§ Problem details
Repeat each entry as written, dropping any picture you find.

§ The data

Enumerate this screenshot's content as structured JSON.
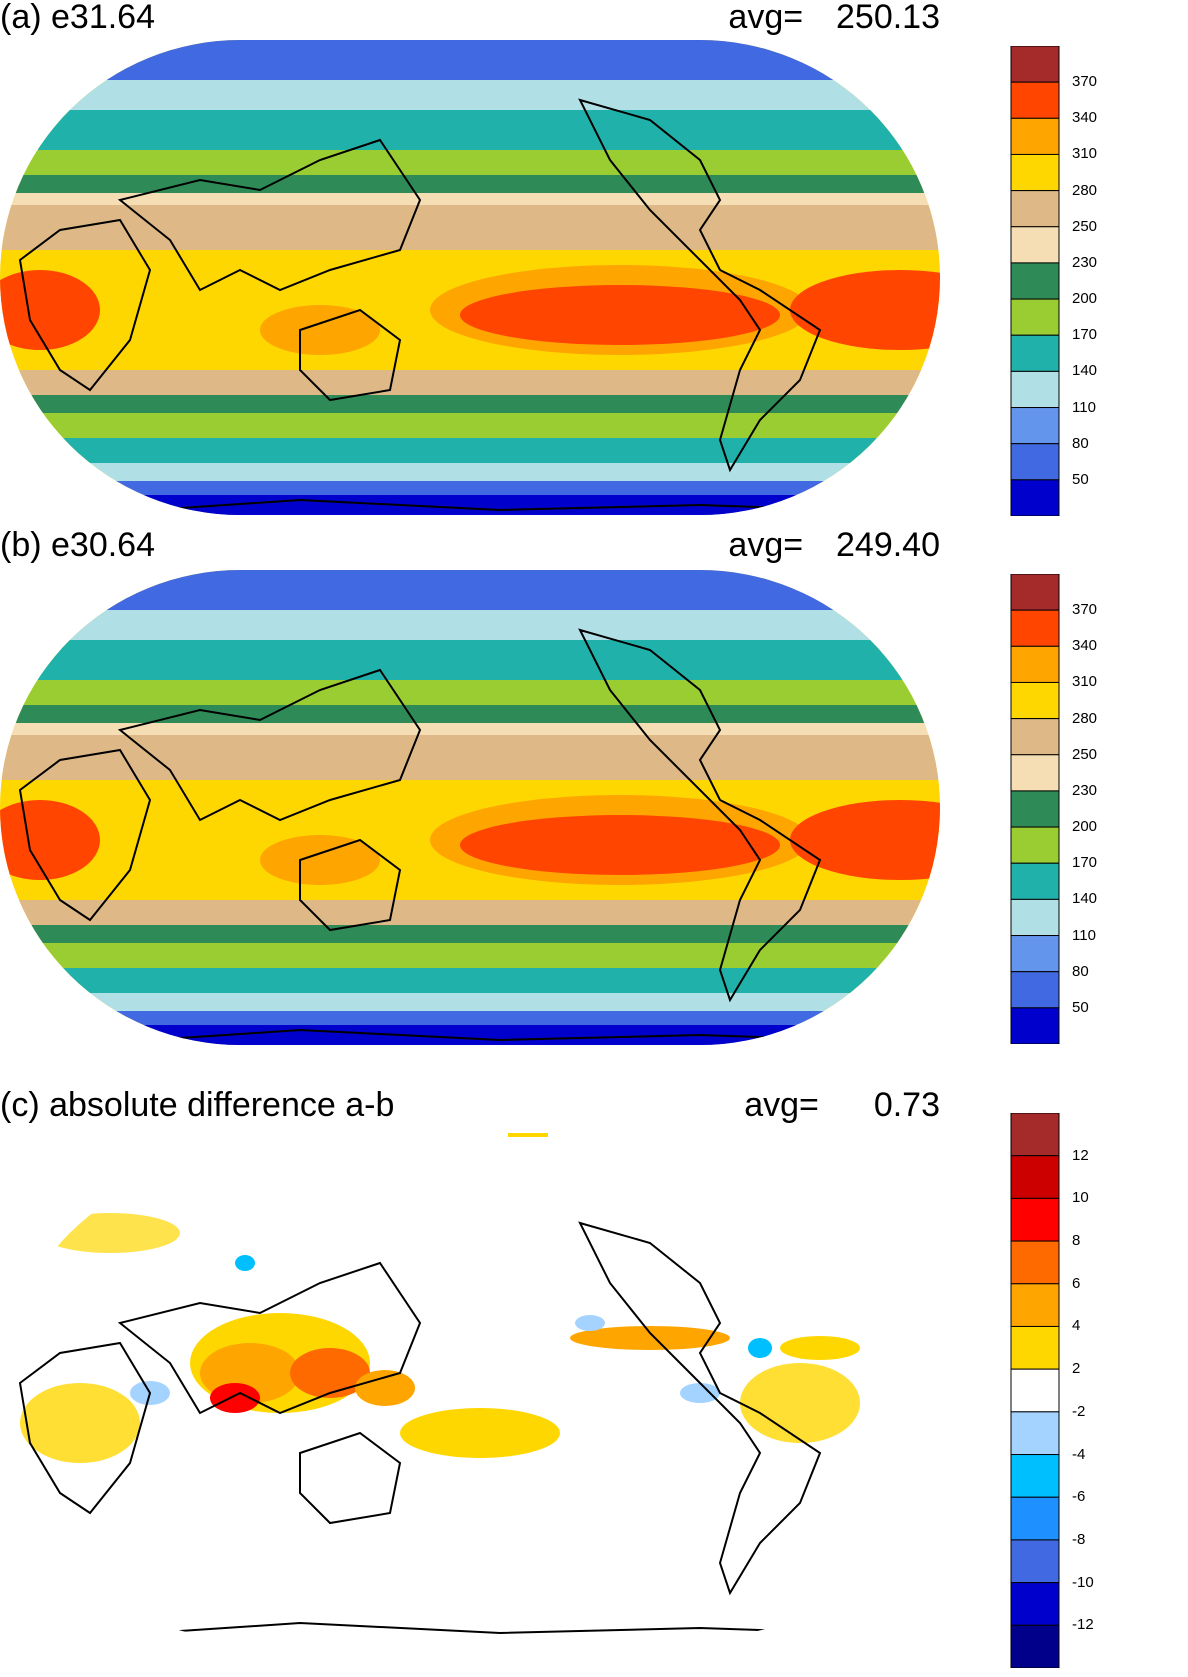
{
  "panels": [
    {
      "id": "a",
      "title": "(a) e31.64",
      "avg_label": "avg=",
      "avg_value": "250.13",
      "colorbar": {
        "labels": [
          "370",
          "340",
          "310",
          "280",
          "250",
          "230",
          "200",
          "170",
          "140",
          "110",
          "80",
          "50"
        ],
        "colors": [
          "#a52a2a",
          "#ff4500",
          "#ffa500",
          "#ffd700",
          "#deb887",
          "#f5deb3",
          "#2e8b57",
          "#9acd32",
          "#20b2aa",
          "#b0e0e6",
          "#6495ed",
          "#4169e1",
          "#0000cd"
        ]
      }
    },
    {
      "id": "b",
      "title": "(b) e30.64",
      "avg_label": "avg=",
      "avg_value": "249.40",
      "colorbar": {
        "labels": [
          "370",
          "340",
          "310",
          "280",
          "250",
          "230",
          "200",
          "170",
          "140",
          "110",
          "80",
          "50"
        ],
        "colors": [
          "#a52a2a",
          "#ff4500",
          "#ffa500",
          "#ffd700",
          "#deb887",
          "#f5deb3",
          "#2e8b57",
          "#9acd32",
          "#20b2aa",
          "#b0e0e6",
          "#6495ed",
          "#4169e1",
          "#0000cd"
        ]
      }
    },
    {
      "id": "c",
      "title": "(c) absolute difference a-b",
      "avg_label": "avg=",
      "avg_value": "0.73",
      "colorbar": {
        "labels": [
          "12",
          "10",
          "8",
          "6",
          "4",
          "2",
          "-2",
          "-4",
          "-6",
          "-8",
          "-10",
          "-12"
        ],
        "colors": [
          "#a52a2a",
          "#cd0000",
          "#ff0000",
          "#ff6a00",
          "#ffa500",
          "#ffd700",
          "#ffffff",
          "#a4d3ff",
          "#00bfff",
          "#1e90ff",
          "#4169e1",
          "#0000cd",
          "#00008b"
        ]
      }
    }
  ]
}
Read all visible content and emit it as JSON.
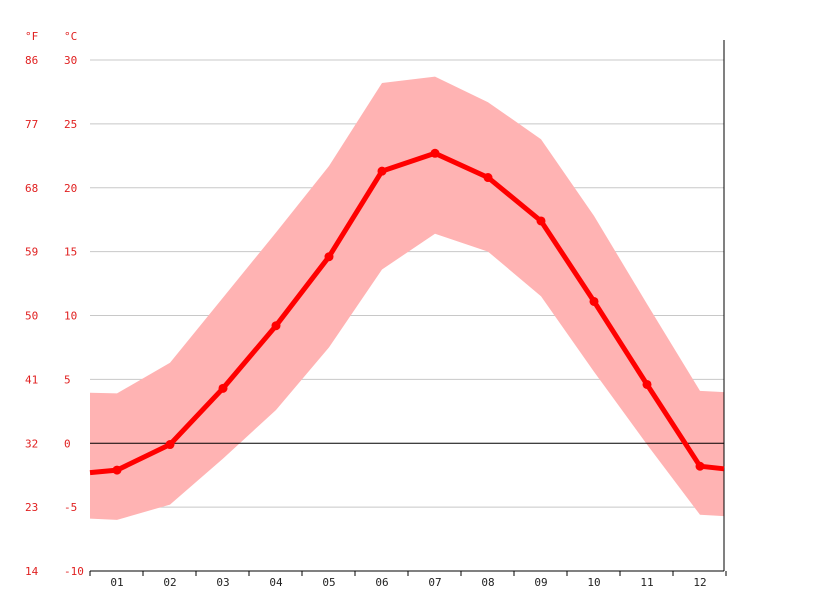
{
  "chart_data": {
    "type": "line",
    "y_unit_left": "°F",
    "y_unit_right": "°C",
    "categories": [
      "01",
      "02",
      "03",
      "04",
      "05",
      "06",
      "07",
      "08",
      "09",
      "10",
      "11",
      "12"
    ],
    "y_ticks_c": [
      30,
      25,
      20,
      15,
      10,
      5,
      0,
      -5,
      -10
    ],
    "y_ticks_f": [
      86,
      77,
      68,
      59,
      50,
      41,
      32,
      23,
      14
    ],
    "ylim": [
      -10,
      30
    ],
    "zero_line": true,
    "grid": true,
    "series": [
      {
        "role": "mean",
        "values": [
          -2.1,
          -0.1,
          4.3,
          9.2,
          14.6,
          21.3,
          22.7,
          20.8,
          17.4,
          11.1,
          4.6,
          -1.8
        ]
      },
      {
        "role": "max",
        "values": [
          3.9,
          6.3,
          11.4,
          16.5,
          21.7,
          28.2,
          28.7,
          26.7,
          23.8,
          17.8,
          10.9,
          4.1
        ]
      },
      {
        "role": "min",
        "values": [
          -6.0,
          -4.8,
          -1.2,
          2.6,
          7.5,
          13.6,
          16.4,
          15.0,
          11.5,
          5.6,
          -0.1,
          -5.6
        ]
      }
    ],
    "colors": {
      "line": "#ff0000",
      "band": "#ffb3b3",
      "tick_text": "#e02020",
      "grid": "#c8c8c8",
      "zero_line": "#000000"
    }
  }
}
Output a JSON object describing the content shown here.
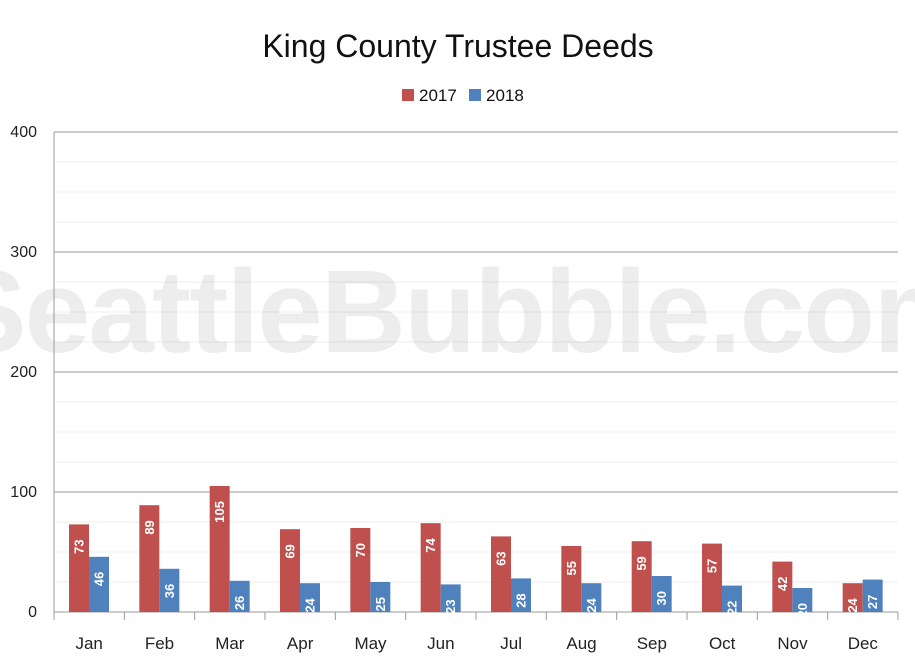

§ Solution to this exercise
Enumerate this screenshot's content as structured JSON.
{
  "panels": [
    {
      "id": "a",
      "title": "(a) e31.64",
      "avg_label": "avg=",
      "avg_value": "250.13",
      "colorbar": {
        "labels": [
          "370",
          "340",
          "310",
          "280",
          "250",
          "230",
          "200",
          "170",
          "140",
          "110",
          "80",
          "50"
        ],
        "colors": [
          "#a52a2a",
          "#ff4500",
          "#ffa500",
          "#ffd700",
          "#deb887",
          "#f5deb3",
          "#2e8b57",
          "#9acd32",
          "#20b2aa",
          "#b0e0e6",
          "#6495ed",
          "#4169e1",
          "#0000cd"
        ]
      }
    },
    {
      "id": "b",
      "title": "(b) e30.64",
      "avg_label": "avg=",
      "avg_value": "249.40",
      "colorbar": {
        "labels": [
          "370",
          "340",
          "310",
          "280",
          "250",
          "230",
          "200",
          "170",
          "140",
          "110",
          "80",
          "50"
        ],
        "colors": [
          "#a52a2a",
          "#ff4500",
          "#ffa500",
          "#ffd700",
          "#deb887",
          "#f5deb3",
          "#2e8b57",
          "#9acd32",
          "#20b2aa",
          "#b0e0e6",
          "#6495ed",
          "#4169e1",
          "#0000cd"
        ]
      }
    },
    {
      "id": "c",
      "title": "(c) absolute difference a-b",
      "avg_label": "avg=",
      "avg_value": "0.73",
      "colorbar": {
        "labels": [
          "12",
          "10",
          "8",
          "6",
          "4",
          "2",
          "-2",
          "-4",
          "-6",
          "-8",
          "-10",
          "-12"
        ],
        "colors": [
          "#a52a2a",
          "#cd0000",
          "#ff0000",
          "#ff6a00",
          "#ffa500",
          "#ffd700",
          "#ffffff",
          "#a4d3ff",
          "#00bfff",
          "#1e90ff",
          "#4169e1",
          "#0000cd",
          "#00008b"
        ]
      }
    }
  ]
}
Read all visible content and emit it as JSON.
{
  "chart_data": {
    "type": "line",
    "y_unit_left": "°F",
    "y_unit_right": "°C",
    "categories": [
      "01",
      "02",
      "03",
      "04",
      "05",
      "06",
      "07",
      "08",
      "09",
      "10",
      "11",
      "12"
    ],
    "y_ticks_c": [
      30,
      25,
      20,
      15,
      10,
      5,
      0,
      -5,
      -10
    ],
    "y_ticks_f": [
      86,
      77,
      68,
      59,
      50,
      41,
      32,
      23,
      14
    ],
    "ylim": [
      -10,
      30
    ],
    "zero_line": true,
    "grid": true,
    "series": [
      {
        "role": "mean",
        "values": [
          -2.1,
          -0.1,
          4.3,
          9.2,
          14.6,
          21.3,
          22.7,
          20.8,
          17.4,
          11.1,
          4.6,
          -1.8
        ]
      },
      {
        "role": "max",
        "values": [
          3.9,
          6.3,
          11.4,
          16.5,
          21.7,
          28.2,
          28.7,
          26.7,
          23.8,
          17.8,
          10.9,
          4.1
        ]
      },
      {
        "role": "min",
        "values": [
          -6.0,
          -4.8,
          -1.2,
          2.6,
          7.5,
          13.6,
          16.4,
          15.0,
          11.5,
          5.6,
          -0.1,
          -5.6
        ]
      }
    ],
    "colors": {
      "line": "#ff0000",
      "band": "#ffb3b3",
      "tick_text": "#e02020",
      "grid": "#c8c8c8",
      "zero_line": "#000000"
    }
  }
}
Output a JSON object describing the content shown here.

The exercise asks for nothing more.